# Start of Data supplied
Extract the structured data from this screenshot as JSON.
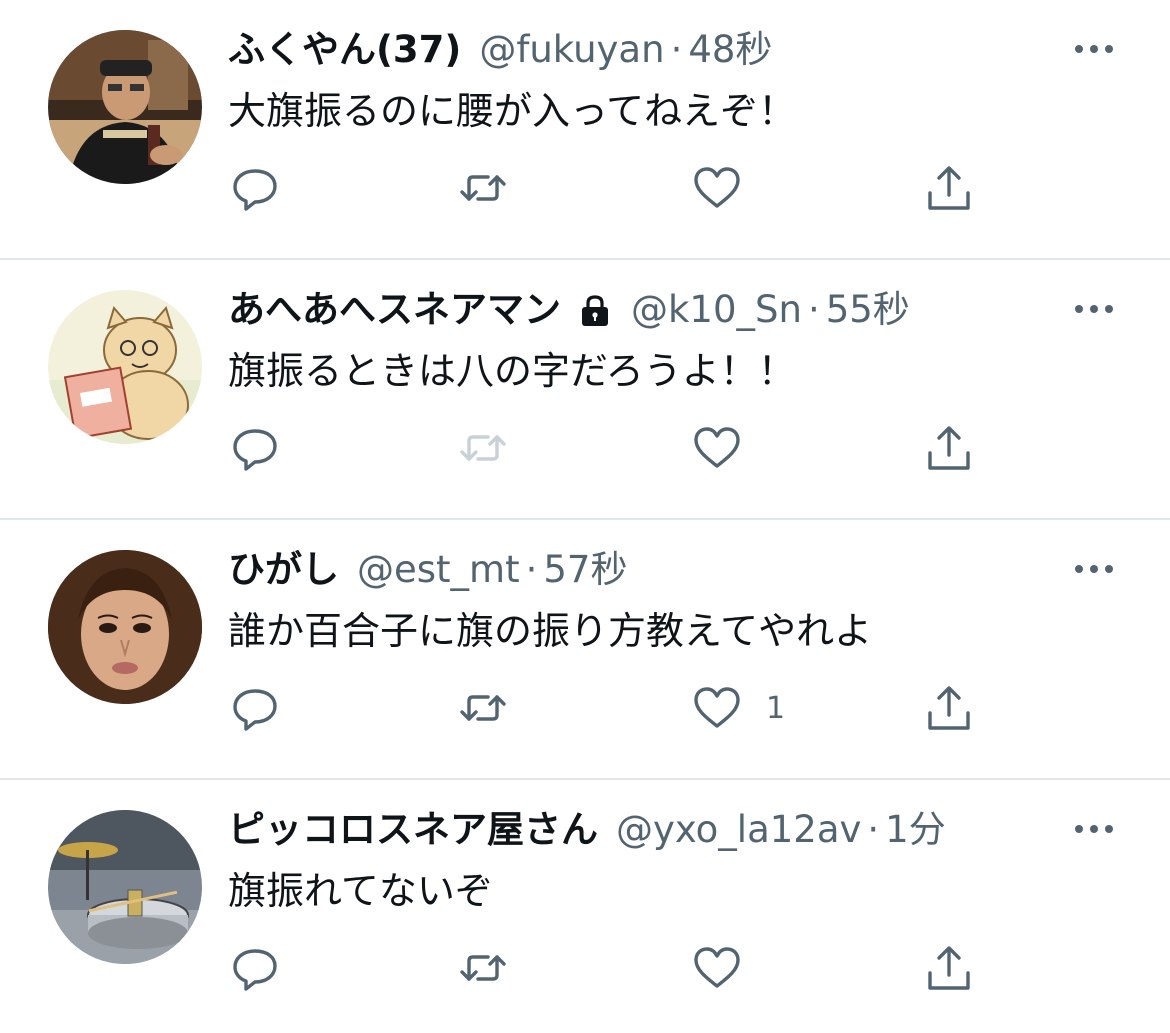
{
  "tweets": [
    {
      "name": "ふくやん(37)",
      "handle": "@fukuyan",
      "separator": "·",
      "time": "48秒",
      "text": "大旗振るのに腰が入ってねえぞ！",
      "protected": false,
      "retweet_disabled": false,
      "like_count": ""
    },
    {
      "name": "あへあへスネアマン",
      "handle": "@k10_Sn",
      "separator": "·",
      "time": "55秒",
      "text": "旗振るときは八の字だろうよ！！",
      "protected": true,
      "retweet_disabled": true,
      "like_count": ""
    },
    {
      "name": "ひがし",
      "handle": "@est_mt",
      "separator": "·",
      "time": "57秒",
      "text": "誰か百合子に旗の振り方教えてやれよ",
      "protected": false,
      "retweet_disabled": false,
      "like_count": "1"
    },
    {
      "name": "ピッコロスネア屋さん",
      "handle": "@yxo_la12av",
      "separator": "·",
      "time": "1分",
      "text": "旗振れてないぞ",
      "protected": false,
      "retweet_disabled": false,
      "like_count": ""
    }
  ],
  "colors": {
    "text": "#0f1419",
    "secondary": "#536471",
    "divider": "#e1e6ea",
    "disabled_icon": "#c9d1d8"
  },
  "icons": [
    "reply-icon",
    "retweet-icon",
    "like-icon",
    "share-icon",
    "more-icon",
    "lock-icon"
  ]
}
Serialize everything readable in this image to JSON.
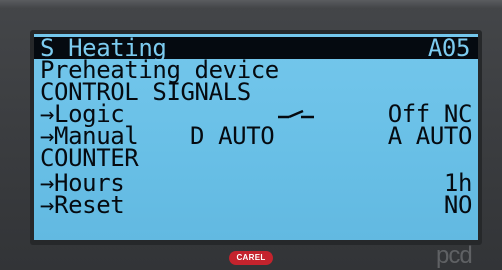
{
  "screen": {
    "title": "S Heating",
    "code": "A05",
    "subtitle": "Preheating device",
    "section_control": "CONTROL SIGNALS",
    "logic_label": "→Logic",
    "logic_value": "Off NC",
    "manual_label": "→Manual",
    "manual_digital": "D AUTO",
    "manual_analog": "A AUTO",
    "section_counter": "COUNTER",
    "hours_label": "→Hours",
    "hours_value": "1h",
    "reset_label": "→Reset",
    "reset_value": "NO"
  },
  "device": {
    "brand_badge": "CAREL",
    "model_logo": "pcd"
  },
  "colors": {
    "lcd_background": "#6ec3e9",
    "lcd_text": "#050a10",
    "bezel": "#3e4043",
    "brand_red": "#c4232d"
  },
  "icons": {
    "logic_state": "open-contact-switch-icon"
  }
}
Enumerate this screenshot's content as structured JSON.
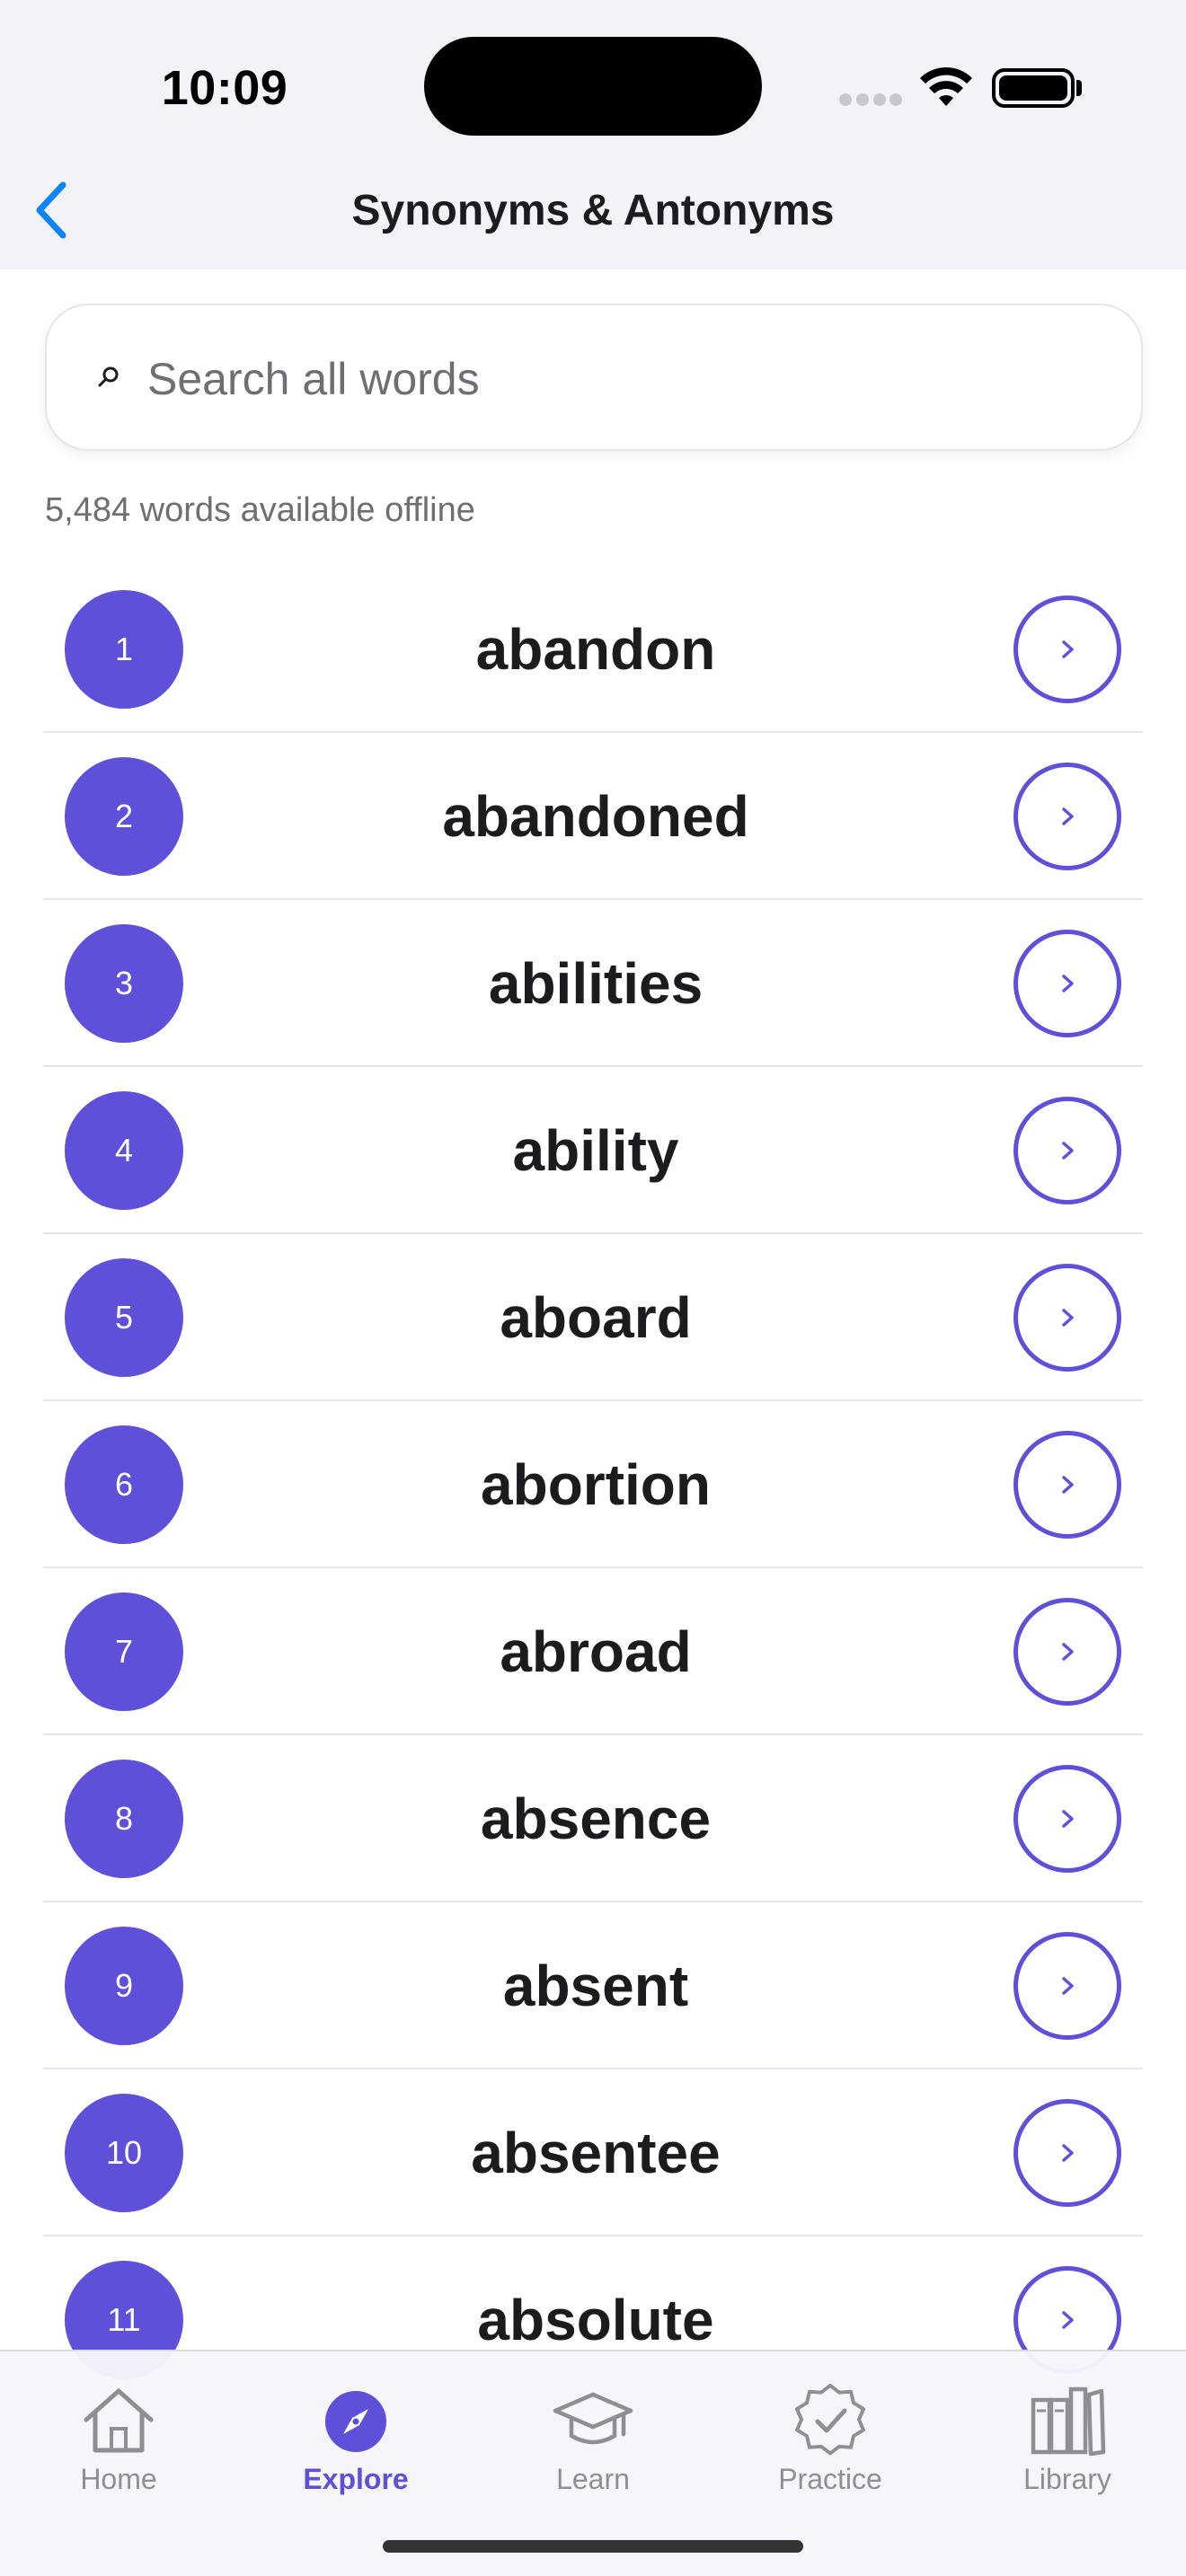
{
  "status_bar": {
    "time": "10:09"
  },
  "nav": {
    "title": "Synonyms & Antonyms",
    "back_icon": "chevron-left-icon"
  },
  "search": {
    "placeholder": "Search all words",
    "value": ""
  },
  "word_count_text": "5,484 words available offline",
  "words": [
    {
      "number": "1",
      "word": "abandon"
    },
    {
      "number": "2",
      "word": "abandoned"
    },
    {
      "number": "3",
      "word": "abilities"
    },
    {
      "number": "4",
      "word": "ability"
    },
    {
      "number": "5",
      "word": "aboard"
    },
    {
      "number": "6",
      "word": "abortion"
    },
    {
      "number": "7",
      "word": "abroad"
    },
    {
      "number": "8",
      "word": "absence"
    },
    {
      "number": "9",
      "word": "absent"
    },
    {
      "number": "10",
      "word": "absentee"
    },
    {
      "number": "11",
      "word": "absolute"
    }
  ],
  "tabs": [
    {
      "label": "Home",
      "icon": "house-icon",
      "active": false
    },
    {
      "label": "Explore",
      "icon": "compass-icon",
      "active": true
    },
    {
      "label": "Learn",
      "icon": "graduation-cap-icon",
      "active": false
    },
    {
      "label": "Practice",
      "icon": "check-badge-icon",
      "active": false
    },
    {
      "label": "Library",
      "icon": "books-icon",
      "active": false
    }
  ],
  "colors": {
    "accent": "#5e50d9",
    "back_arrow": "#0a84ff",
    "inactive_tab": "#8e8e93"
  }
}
# End of Data supplied
▶ Given request
Copy out every line that includes the word "time".

▶ Task solution
      "time": "48秒",
      "time": "55秒",
      "time": "57秒",
      "time": "1分",
    "time": "10:09"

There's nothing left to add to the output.